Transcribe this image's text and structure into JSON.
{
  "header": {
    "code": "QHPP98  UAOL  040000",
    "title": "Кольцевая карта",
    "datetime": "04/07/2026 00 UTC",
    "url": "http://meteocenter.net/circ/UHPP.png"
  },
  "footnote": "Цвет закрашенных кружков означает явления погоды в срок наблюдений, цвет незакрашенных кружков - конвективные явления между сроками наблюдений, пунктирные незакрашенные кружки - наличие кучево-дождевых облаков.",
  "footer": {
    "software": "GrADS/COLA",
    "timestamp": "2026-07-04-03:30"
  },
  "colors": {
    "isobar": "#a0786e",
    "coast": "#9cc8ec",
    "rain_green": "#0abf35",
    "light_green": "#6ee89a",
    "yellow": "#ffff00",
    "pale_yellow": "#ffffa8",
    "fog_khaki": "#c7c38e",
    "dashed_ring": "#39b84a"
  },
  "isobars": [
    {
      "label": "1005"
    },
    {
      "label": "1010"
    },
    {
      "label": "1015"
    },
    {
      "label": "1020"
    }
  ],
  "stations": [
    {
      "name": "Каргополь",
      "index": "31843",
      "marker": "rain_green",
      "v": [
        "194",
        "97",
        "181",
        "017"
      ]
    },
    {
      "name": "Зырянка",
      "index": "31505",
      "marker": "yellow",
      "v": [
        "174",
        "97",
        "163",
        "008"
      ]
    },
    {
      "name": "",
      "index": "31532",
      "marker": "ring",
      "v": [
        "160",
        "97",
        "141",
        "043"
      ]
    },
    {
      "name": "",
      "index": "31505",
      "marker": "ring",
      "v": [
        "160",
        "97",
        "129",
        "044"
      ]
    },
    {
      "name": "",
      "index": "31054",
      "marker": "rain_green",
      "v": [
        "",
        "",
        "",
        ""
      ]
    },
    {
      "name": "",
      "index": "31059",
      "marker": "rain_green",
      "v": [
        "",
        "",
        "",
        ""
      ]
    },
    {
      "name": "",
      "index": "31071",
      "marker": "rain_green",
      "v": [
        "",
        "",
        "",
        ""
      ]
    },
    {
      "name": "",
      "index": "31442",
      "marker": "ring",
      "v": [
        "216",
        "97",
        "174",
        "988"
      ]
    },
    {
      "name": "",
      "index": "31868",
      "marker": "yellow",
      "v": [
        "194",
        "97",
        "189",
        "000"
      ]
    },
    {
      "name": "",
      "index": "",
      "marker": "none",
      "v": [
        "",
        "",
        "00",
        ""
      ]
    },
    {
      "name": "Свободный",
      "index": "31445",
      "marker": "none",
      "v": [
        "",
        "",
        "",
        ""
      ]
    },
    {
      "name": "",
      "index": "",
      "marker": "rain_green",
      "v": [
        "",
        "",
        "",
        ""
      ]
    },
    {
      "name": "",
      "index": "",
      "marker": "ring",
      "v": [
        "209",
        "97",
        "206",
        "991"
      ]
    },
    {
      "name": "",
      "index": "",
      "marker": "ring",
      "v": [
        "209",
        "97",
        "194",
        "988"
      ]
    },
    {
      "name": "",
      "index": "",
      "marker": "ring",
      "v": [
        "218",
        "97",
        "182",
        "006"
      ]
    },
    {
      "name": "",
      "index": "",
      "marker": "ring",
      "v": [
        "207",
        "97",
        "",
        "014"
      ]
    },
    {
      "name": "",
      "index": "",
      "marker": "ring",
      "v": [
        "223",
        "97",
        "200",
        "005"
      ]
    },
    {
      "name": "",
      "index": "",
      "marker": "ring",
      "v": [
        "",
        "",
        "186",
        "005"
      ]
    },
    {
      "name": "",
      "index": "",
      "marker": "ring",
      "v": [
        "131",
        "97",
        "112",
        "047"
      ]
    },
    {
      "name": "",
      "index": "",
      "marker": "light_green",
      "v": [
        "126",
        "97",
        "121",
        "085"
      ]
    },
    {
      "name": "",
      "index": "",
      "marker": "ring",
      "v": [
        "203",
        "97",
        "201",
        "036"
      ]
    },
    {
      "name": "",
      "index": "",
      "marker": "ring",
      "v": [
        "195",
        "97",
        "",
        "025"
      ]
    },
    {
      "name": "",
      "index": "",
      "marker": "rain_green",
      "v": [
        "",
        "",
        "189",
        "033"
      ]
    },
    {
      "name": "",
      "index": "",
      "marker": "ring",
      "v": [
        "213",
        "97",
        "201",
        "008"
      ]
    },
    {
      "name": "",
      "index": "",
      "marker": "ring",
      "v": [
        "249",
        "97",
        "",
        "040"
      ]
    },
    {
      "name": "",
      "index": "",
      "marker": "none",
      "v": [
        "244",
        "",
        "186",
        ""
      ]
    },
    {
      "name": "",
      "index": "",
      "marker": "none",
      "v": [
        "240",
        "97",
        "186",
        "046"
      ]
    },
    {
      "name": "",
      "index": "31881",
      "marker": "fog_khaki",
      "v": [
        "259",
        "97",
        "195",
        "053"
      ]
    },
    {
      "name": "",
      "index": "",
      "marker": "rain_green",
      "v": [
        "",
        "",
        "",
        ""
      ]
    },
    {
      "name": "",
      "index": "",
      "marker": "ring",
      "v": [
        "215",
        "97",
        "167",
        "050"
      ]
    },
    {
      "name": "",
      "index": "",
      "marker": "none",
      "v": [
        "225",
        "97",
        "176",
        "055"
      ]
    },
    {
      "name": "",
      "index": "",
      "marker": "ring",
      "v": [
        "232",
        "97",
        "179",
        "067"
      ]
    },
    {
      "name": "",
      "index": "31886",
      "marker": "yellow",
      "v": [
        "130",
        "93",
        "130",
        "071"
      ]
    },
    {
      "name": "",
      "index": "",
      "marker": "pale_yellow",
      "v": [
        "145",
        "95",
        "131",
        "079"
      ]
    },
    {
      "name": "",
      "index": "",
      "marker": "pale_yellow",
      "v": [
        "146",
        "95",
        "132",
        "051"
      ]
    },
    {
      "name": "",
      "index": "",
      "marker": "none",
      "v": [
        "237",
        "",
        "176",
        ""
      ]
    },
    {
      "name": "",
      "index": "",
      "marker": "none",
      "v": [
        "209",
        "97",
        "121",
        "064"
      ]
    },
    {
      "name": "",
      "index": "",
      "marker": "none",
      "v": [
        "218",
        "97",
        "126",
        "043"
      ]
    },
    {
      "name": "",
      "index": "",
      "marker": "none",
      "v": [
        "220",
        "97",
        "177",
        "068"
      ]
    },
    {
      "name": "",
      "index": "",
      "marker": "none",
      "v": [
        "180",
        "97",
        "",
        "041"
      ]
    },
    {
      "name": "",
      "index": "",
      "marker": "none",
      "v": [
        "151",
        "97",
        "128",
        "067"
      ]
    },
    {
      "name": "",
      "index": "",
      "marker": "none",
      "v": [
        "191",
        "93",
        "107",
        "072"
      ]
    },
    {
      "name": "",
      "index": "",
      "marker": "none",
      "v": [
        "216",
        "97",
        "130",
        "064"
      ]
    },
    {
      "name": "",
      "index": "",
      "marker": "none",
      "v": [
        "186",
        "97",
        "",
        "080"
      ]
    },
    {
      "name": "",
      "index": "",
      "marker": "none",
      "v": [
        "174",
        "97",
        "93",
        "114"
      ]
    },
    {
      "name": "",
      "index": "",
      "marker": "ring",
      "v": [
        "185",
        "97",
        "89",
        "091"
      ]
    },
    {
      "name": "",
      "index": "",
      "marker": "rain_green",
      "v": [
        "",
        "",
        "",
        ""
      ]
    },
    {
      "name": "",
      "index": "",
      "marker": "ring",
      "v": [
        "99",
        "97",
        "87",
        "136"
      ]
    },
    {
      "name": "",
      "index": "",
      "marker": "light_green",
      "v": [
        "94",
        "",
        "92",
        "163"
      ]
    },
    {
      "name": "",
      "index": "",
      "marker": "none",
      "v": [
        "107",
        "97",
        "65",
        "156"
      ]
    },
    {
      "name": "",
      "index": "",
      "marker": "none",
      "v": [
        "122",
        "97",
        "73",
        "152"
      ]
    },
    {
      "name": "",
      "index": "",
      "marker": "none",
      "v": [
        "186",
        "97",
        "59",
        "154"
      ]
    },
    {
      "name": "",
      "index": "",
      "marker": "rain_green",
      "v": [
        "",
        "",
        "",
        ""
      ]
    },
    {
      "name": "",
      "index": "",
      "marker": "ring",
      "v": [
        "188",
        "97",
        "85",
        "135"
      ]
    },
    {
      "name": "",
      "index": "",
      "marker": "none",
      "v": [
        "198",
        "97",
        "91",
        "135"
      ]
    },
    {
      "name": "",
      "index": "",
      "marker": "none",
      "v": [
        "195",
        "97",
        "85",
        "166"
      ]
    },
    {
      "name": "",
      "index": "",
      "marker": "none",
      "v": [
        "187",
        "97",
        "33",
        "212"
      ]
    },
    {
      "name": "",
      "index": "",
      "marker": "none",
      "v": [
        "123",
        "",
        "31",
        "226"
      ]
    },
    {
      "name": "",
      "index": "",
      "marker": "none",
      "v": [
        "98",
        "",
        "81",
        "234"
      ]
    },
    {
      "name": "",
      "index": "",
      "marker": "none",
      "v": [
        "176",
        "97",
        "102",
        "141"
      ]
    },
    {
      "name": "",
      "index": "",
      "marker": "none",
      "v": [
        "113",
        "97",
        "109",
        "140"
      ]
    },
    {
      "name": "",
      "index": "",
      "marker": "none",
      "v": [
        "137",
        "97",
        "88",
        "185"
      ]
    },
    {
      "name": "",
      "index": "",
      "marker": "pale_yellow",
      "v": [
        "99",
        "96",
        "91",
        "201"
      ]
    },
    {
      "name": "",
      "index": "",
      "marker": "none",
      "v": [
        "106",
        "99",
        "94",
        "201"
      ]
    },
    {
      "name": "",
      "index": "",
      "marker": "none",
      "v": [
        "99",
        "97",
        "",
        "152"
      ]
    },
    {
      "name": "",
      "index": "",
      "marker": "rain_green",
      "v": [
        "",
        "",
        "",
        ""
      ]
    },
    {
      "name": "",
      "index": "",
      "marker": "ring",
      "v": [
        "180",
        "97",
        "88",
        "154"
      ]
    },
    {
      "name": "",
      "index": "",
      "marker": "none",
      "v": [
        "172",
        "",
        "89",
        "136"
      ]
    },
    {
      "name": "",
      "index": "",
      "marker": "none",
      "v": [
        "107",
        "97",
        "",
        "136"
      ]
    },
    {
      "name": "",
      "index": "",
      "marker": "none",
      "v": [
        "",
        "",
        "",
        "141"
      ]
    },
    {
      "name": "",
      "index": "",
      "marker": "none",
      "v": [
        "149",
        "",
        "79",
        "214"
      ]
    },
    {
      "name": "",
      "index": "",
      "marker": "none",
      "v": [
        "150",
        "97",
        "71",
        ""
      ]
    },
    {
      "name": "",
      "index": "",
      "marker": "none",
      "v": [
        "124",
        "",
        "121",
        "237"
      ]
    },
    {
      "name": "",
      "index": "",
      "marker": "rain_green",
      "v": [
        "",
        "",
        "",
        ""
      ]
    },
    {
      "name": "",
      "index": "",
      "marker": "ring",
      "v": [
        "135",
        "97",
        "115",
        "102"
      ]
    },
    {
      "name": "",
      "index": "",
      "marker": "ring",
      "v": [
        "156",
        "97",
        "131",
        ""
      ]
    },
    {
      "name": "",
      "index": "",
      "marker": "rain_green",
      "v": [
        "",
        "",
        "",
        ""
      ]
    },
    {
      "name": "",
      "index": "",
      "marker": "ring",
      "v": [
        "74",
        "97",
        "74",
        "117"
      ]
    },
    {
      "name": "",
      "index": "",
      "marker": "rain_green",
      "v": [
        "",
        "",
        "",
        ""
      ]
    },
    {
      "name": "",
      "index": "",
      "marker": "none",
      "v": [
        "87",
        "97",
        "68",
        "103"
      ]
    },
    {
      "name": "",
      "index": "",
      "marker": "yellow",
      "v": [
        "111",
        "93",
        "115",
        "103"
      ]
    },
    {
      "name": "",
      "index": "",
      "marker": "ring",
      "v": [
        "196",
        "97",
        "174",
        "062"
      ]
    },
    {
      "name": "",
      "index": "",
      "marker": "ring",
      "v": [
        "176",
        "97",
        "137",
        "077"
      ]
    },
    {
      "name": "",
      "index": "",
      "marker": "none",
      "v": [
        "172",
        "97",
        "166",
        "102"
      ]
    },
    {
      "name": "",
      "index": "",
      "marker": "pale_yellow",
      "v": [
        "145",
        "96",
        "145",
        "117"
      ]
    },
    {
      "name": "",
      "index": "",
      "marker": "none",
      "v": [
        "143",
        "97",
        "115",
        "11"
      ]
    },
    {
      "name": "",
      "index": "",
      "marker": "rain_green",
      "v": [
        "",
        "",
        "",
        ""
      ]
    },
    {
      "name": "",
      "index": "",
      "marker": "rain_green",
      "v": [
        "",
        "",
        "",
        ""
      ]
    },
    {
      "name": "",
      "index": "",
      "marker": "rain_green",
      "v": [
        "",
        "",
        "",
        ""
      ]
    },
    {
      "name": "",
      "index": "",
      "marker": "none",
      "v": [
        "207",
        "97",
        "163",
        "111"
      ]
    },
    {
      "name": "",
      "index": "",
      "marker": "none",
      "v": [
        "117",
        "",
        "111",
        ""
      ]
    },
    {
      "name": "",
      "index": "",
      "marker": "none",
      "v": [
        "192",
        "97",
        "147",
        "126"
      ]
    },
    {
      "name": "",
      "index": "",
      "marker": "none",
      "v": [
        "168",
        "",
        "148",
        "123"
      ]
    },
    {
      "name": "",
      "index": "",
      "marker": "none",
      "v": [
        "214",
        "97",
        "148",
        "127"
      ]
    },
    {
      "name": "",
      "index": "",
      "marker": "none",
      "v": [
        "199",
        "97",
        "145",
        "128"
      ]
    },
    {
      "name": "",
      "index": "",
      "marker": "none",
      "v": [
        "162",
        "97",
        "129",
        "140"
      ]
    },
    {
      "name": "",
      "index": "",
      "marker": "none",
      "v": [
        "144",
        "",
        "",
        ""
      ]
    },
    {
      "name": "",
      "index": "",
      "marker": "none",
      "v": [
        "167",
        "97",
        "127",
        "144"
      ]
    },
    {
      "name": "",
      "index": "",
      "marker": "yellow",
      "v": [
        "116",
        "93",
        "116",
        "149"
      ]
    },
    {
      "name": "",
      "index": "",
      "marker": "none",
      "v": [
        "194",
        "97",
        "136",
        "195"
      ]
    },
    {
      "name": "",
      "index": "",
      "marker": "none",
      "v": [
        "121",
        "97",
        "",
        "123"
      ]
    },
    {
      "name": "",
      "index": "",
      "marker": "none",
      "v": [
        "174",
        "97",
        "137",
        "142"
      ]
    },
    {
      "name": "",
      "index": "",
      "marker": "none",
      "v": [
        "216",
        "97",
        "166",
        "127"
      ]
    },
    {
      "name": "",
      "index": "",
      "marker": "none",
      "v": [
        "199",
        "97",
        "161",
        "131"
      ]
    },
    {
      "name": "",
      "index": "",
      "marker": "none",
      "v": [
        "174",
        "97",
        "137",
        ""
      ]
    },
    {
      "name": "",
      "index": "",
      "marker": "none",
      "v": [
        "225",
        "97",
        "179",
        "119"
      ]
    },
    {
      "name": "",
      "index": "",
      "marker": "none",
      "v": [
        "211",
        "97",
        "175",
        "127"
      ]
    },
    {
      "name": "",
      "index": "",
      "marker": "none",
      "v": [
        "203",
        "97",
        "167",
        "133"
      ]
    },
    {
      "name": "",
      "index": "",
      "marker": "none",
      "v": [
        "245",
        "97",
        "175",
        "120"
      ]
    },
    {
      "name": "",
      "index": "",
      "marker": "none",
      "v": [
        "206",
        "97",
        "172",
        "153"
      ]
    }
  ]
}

* * * *

== Brief ==
Using the data above, copy each line that contains "label".

== Exercise response ==
      "label": "1005"
      "label": "1010"
      "label": "1015"
      "label": "1020"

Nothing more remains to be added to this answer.